WRITTEN REQUEST: Make an exact copy of all the entries below, with the pictures left out.
# Start of RECORDS
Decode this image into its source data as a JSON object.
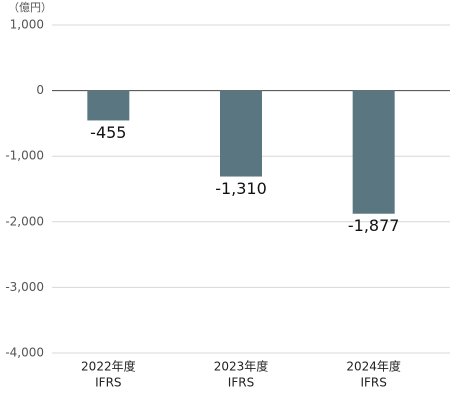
{
  "chart_data": {
    "type": "bar",
    "unit_label": "（億円）",
    "categories": [
      "2022年度",
      "2023年度",
      "2024年度"
    ],
    "category_sublabels": [
      "IFRS",
      "IFRS",
      "IFRS"
    ],
    "values": [
      -455,
      -1310,
      -1877
    ],
    "value_labels": [
      "-455",
      "-1,310",
      "-1,877"
    ],
    "color": "#5a7680",
    "ylim": [
      -4000,
      1000
    ],
    "yticks": [
      {
        "value": 1000,
        "label": "1,000"
      },
      0,
      {
        "value": -1000,
        "label": "-1,000"
      },
      {
        "value": -2000,
        "label": "-2,000"
      },
      {
        "value": -3000,
        "label": "-3,000"
      },
      {
        "value": -4000,
        "label": "-4,000"
      }
    ],
    "grid": true
  }
}
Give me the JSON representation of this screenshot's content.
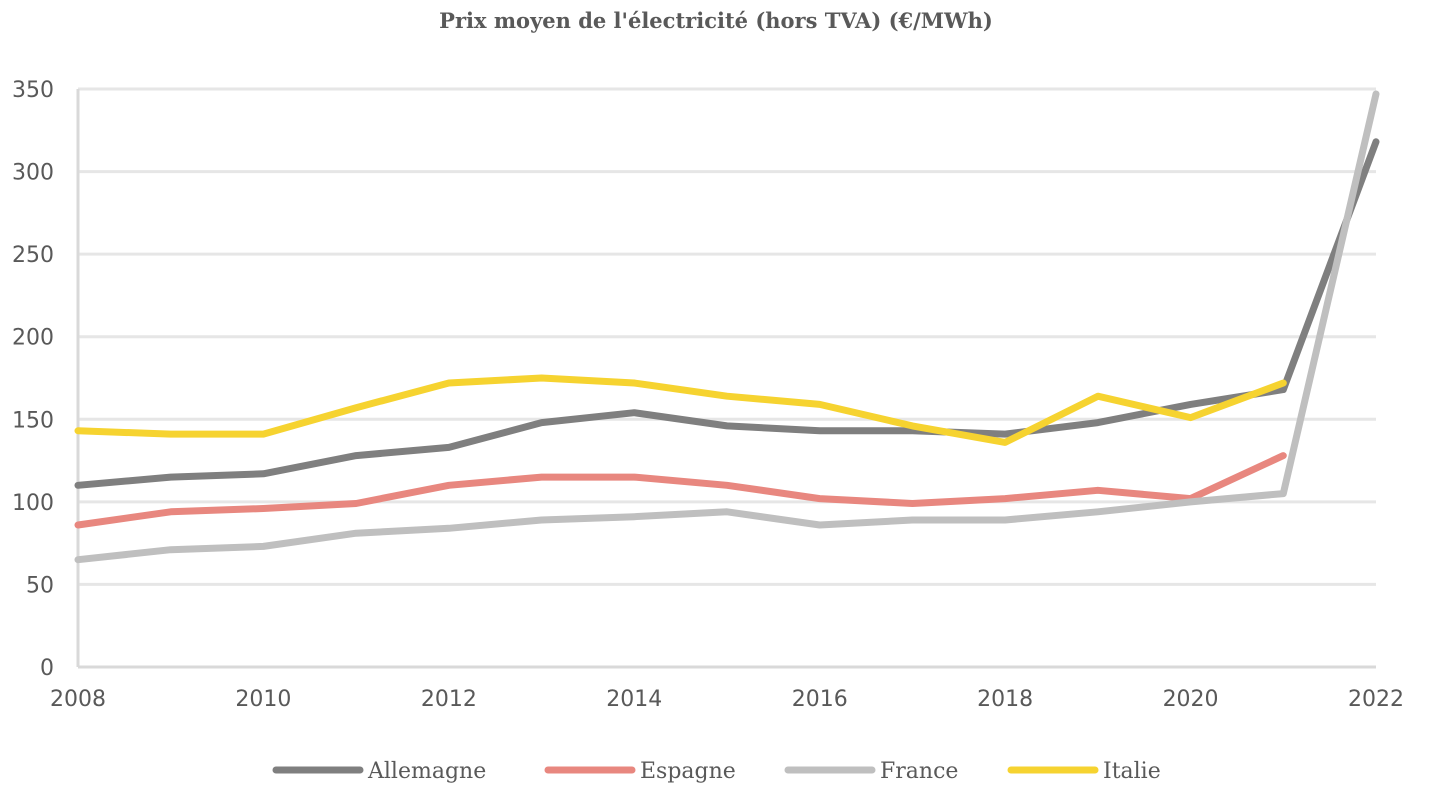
{
  "chart_data": {
    "type": "line",
    "title": "Prix moyen de l'électricité (hors TVA) (€/MWh)",
    "xlabel": "",
    "ylabel": "",
    "x": [
      2008,
      2009,
      2010,
      2011,
      2012,
      2013,
      2014,
      2015,
      2016,
      2017,
      2018,
      2019,
      2020,
      2021,
      2022
    ],
    "x_tick_labels": [
      "2008",
      "2010",
      "2012",
      "2014",
      "2016",
      "2018",
      "2020",
      "2022"
    ],
    "y_tick_labels": [
      "0",
      "50",
      "100",
      "150",
      "200",
      "250",
      "300",
      "350"
    ],
    "xlim": [
      2008,
      2022
    ],
    "ylim": [
      0,
      350
    ],
    "grid": true,
    "legend_position": "bottom",
    "series": [
      {
        "name": "Allemagne",
        "color": "#7f7f7f",
        "values": [
          110,
          115,
          117,
          128,
          133,
          148,
          154,
          146,
          143,
          143,
          141,
          148,
          159,
          168,
          318
        ]
      },
      {
        "name": "Espagne",
        "color": "#e8877f",
        "values": [
          86,
          94,
          96,
          99,
          110,
          115,
          115,
          110,
          102,
          99,
          102,
          107,
          102,
          128,
          null
        ]
      },
      {
        "name": "France",
        "color": "#bfbfbf",
        "values": [
          65,
          71,
          73,
          81,
          84,
          89,
          91,
          94,
          86,
          89,
          89,
          94,
          100,
          105,
          347
        ]
      },
      {
        "name": "Italie",
        "color": "#f6d330",
        "values": [
          143,
          141,
          141,
          157,
          172,
          175,
          172,
          164,
          159,
          146,
          136,
          164,
          151,
          172,
          null
        ]
      }
    ]
  }
}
# End of RECORDS
ANSWER TO THE PROBLEM:
Decode this image into its source data as a JSON object.
{
  "chart_data": {
    "type": "bar",
    "unit_label": "（億円）",
    "categories": [
      "2022年度",
      "2023年度",
      "2024年度"
    ],
    "category_sublabels": [
      "IFRS",
      "IFRS",
      "IFRS"
    ],
    "values": [
      -455,
      -1310,
      -1877
    ],
    "value_labels": [
      "-455",
      "-1,310",
      "-1,877"
    ],
    "color": "#5a7680",
    "ylim": [
      -4000,
      1000
    ],
    "yticks": [
      {
        "value": 1000,
        "label": "1,000"
      },
      0,
      {
        "value": -1000,
        "label": "-1,000"
      },
      {
        "value": -2000,
        "label": "-2,000"
      },
      {
        "value": -3000,
        "label": "-3,000"
      },
      {
        "value": -4000,
        "label": "-4,000"
      }
    ],
    "grid": true
  }
}
Give me the JSON representation of this screenshot's content.
{
  "chart_data": {
    "type": "line",
    "title": "Prix moyen de l'électricité (hors TVA) (€/MWh)",
    "xlabel": "",
    "ylabel": "",
    "x": [
      2008,
      2009,
      2010,
      2011,
      2012,
      2013,
      2014,
      2015,
      2016,
      2017,
      2018,
      2019,
      2020,
      2021,
      2022
    ],
    "x_tick_labels": [
      "2008",
      "2010",
      "2012",
      "2014",
      "2016",
      "2018",
      "2020",
      "2022"
    ],
    "y_tick_labels": [
      "0",
      "50",
      "100",
      "150",
      "200",
      "250",
      "300",
      "350"
    ],
    "xlim": [
      2008,
      2022
    ],
    "ylim": [
      0,
      350
    ],
    "grid": true,
    "legend_position": "bottom",
    "series": [
      {
        "name": "Allemagne",
        "color": "#7f7f7f",
        "values": [
          110,
          115,
          117,
          128,
          133,
          148,
          154,
          146,
          143,
          143,
          141,
          148,
          159,
          168,
          318
        ]
      },
      {
        "name": "Espagne",
        "color": "#e8877f",
        "values": [
          86,
          94,
          96,
          99,
          110,
          115,
          115,
          110,
          102,
          99,
          102,
          107,
          102,
          128,
          null
        ]
      },
      {
        "name": "France",
        "color": "#bfbfbf",
        "values": [
          65,
          71,
          73,
          81,
          84,
          89,
          91,
          94,
          86,
          89,
          89,
          94,
          100,
          105,
          347
        ]
      },
      {
        "name": "Italie",
        "color": "#f6d330",
        "values": [
          143,
          141,
          141,
          157,
          172,
          175,
          172,
          164,
          159,
          146,
          136,
          164,
          151,
          172,
          null
        ]
      }
    ]
  }
}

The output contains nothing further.